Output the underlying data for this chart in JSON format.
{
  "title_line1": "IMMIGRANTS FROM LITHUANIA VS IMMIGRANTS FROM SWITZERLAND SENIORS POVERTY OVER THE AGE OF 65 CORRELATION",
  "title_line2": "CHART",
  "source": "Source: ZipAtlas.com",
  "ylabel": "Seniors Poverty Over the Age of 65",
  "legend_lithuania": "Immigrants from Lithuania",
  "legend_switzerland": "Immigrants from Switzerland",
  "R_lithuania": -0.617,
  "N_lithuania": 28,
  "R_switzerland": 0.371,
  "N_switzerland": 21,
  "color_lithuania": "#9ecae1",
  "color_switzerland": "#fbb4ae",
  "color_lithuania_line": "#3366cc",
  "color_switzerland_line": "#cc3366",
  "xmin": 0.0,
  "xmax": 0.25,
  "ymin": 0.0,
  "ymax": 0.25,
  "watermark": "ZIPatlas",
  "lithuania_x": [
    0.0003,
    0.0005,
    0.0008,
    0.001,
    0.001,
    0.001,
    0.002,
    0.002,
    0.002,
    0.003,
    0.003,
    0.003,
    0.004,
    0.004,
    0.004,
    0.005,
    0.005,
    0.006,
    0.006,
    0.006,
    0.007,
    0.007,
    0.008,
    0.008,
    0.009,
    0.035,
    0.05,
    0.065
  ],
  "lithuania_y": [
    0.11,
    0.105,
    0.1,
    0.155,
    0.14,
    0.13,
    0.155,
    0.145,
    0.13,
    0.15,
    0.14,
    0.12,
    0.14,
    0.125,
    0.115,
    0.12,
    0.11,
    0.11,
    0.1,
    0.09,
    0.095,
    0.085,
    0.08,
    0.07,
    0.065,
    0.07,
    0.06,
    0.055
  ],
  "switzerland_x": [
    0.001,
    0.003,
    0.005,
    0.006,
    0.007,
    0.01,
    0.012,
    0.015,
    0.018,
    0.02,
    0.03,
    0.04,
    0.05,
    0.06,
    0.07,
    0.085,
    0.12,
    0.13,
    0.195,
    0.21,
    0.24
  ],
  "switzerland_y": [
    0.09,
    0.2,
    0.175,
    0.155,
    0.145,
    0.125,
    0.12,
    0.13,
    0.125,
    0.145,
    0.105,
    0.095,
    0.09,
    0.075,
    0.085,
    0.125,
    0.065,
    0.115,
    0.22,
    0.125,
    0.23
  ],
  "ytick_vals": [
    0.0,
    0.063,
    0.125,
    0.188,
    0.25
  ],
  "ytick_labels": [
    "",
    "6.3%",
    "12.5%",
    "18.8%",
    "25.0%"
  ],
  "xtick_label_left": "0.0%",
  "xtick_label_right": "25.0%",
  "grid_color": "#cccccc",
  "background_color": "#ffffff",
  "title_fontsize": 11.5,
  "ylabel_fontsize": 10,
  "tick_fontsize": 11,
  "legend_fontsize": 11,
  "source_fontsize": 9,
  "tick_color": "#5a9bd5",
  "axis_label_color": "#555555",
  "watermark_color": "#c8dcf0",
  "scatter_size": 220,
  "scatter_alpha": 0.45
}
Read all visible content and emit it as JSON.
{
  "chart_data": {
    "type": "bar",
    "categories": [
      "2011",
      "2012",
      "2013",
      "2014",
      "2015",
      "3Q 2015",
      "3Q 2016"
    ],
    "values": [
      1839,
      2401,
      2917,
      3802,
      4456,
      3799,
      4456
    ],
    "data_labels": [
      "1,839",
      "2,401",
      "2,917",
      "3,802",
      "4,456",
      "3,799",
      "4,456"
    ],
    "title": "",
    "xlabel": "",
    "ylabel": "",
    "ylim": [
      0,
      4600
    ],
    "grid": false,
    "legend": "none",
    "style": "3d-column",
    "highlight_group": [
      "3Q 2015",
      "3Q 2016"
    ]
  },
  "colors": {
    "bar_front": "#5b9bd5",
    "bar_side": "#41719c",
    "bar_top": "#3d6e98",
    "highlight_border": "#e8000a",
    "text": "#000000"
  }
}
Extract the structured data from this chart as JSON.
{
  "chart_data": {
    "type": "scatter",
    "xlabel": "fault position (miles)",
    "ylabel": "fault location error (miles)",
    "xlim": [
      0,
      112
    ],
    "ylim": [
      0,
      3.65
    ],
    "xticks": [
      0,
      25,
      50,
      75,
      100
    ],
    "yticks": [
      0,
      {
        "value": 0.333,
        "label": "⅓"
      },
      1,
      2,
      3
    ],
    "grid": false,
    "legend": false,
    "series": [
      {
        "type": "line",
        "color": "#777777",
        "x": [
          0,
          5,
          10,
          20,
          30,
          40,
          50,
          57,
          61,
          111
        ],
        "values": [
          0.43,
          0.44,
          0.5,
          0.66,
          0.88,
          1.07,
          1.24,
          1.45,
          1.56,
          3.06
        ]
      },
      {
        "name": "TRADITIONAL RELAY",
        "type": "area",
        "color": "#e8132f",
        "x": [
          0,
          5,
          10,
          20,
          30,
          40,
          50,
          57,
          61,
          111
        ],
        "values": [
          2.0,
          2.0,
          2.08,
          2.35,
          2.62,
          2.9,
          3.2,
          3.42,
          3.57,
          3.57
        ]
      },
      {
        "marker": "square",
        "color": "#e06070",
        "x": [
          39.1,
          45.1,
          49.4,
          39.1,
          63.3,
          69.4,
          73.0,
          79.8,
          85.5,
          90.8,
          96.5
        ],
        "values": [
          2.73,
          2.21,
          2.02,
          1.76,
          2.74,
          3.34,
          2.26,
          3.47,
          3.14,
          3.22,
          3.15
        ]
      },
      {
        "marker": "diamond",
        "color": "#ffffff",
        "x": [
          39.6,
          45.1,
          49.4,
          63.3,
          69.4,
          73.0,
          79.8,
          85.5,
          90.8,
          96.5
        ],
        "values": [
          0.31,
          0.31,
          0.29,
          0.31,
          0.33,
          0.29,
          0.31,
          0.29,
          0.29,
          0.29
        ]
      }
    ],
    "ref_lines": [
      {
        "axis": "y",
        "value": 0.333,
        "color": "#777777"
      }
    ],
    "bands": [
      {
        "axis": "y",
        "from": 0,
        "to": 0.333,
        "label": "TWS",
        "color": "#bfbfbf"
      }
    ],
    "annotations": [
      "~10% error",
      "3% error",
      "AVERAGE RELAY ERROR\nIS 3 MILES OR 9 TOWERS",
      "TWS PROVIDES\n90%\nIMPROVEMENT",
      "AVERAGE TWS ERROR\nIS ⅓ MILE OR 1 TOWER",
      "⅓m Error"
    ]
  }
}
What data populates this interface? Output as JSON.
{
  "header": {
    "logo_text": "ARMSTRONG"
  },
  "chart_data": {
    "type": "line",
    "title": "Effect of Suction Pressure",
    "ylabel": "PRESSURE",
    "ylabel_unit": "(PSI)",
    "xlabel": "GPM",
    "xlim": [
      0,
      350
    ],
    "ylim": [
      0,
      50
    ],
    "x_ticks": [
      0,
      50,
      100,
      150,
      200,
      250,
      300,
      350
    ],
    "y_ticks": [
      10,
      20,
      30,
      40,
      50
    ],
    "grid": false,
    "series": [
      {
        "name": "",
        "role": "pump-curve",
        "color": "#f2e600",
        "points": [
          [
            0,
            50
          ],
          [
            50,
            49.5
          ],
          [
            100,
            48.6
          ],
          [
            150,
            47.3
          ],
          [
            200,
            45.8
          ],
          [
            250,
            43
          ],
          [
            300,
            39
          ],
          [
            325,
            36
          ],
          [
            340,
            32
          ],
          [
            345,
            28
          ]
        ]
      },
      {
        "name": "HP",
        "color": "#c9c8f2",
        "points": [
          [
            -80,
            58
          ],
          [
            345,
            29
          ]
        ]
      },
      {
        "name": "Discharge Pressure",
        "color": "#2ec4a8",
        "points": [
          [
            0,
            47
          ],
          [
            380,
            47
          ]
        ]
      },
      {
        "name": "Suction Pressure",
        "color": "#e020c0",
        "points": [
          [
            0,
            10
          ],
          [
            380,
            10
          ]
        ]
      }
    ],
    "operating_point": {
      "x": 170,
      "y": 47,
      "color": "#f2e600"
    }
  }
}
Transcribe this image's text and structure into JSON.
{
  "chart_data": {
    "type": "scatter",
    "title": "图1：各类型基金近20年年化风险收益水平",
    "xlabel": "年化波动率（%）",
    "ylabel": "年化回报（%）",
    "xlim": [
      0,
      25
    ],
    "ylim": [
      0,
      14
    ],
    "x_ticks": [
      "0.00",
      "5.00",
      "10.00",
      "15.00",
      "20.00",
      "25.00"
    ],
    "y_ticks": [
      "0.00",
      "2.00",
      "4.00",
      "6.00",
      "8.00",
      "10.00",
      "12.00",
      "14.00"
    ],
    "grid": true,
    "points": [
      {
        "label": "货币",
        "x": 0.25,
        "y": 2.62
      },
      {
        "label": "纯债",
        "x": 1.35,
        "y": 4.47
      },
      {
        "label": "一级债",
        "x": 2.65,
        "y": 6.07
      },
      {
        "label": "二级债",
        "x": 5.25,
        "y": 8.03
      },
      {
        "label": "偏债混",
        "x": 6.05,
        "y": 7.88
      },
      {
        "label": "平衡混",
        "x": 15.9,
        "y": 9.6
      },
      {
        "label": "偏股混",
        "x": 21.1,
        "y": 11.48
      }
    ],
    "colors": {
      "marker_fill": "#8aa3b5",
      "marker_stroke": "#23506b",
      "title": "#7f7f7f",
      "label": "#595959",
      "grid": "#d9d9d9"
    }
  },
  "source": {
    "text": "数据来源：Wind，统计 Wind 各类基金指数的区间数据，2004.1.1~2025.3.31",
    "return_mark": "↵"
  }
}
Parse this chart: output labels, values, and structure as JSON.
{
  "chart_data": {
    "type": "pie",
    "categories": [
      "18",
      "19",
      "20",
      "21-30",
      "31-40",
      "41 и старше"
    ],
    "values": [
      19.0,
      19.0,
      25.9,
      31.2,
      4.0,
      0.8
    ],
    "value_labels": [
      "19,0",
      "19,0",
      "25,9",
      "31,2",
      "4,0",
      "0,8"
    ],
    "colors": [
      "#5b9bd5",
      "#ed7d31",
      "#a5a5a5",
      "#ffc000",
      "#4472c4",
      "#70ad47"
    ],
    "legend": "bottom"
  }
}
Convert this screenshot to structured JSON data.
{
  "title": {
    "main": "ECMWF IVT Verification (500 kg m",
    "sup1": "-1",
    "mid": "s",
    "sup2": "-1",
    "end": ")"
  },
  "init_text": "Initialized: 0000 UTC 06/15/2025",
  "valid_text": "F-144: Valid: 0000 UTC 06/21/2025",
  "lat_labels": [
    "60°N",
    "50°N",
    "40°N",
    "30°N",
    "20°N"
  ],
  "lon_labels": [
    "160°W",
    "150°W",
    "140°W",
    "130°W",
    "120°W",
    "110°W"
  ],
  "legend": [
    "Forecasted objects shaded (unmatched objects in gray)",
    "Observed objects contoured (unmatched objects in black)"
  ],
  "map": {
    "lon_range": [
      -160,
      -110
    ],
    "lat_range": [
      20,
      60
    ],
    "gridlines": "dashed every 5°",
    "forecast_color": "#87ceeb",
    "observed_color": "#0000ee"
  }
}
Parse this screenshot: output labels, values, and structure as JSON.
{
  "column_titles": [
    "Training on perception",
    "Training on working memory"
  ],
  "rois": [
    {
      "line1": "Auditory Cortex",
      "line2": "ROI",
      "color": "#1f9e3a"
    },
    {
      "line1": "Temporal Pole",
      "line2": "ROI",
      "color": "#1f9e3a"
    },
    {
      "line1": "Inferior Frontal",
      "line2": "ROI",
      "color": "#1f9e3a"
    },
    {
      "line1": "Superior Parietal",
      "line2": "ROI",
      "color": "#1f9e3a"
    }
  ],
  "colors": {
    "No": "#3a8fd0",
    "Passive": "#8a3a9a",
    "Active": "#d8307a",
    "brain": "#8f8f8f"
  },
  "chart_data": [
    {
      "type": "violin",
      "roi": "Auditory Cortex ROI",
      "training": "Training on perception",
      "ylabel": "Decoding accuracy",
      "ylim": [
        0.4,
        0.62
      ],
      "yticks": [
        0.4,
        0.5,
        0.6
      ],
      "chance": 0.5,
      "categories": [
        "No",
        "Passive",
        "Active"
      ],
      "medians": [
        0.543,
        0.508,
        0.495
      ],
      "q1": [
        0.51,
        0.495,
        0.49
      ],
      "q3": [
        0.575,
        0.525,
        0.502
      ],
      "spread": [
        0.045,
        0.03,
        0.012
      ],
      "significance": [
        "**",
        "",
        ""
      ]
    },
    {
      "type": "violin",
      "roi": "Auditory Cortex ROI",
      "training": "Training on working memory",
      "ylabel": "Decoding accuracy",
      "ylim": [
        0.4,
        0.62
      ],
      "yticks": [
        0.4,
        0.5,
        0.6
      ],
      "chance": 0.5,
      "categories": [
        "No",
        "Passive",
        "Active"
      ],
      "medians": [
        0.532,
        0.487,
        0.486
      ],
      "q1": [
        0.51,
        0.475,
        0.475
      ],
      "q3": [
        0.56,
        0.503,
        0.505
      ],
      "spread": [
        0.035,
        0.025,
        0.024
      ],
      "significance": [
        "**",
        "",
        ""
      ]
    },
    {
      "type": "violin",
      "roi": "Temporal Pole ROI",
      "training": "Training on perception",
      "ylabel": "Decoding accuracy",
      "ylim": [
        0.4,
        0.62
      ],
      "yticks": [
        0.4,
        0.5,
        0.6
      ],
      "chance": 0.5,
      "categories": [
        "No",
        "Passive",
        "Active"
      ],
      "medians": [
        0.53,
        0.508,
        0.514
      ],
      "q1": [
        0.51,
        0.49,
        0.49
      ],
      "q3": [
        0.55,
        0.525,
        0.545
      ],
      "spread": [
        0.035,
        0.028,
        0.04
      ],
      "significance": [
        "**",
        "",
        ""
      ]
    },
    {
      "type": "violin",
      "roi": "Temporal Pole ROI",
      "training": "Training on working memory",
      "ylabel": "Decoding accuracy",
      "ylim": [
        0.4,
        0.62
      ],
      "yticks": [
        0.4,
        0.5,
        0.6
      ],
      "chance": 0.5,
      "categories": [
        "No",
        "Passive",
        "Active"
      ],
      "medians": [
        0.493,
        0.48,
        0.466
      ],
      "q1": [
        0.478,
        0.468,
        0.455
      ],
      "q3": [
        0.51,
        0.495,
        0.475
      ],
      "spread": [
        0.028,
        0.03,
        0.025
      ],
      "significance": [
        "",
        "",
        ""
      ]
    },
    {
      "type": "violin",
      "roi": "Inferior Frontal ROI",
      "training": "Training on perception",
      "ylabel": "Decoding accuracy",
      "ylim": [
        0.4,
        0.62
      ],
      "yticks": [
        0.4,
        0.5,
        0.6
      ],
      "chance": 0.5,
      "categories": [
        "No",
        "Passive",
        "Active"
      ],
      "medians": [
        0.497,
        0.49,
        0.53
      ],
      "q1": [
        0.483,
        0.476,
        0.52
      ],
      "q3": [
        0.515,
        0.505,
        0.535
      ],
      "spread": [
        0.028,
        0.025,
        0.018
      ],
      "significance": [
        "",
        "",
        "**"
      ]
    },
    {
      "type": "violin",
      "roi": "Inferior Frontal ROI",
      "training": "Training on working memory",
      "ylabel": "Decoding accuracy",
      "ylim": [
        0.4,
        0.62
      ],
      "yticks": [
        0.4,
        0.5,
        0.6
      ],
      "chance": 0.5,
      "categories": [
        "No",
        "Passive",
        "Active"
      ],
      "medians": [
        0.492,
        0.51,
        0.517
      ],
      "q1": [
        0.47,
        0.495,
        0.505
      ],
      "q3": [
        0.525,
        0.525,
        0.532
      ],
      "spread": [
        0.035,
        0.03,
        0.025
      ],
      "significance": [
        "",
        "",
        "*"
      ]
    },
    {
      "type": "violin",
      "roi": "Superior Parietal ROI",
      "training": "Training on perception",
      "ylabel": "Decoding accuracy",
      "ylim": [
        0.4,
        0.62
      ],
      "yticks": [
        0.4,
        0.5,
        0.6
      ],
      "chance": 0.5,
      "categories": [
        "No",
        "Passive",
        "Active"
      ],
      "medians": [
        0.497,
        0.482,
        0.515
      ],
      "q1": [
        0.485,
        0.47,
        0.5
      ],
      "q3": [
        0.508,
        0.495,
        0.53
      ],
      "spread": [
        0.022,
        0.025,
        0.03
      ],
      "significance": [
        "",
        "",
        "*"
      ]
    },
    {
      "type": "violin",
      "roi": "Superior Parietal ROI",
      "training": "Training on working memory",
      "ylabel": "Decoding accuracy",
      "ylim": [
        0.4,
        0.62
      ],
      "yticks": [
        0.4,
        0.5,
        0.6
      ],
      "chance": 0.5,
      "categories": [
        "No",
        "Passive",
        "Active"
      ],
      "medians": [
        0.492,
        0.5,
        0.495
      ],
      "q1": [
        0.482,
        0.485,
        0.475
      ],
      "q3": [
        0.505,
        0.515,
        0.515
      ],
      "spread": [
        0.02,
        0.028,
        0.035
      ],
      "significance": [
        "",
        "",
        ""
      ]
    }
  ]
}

Exercise details
Search the data for "Suction" and list every line in which it occurs.

Exercise answer
    "title": "Effect of Suction Pressure",
        "name": "Suction Pressure",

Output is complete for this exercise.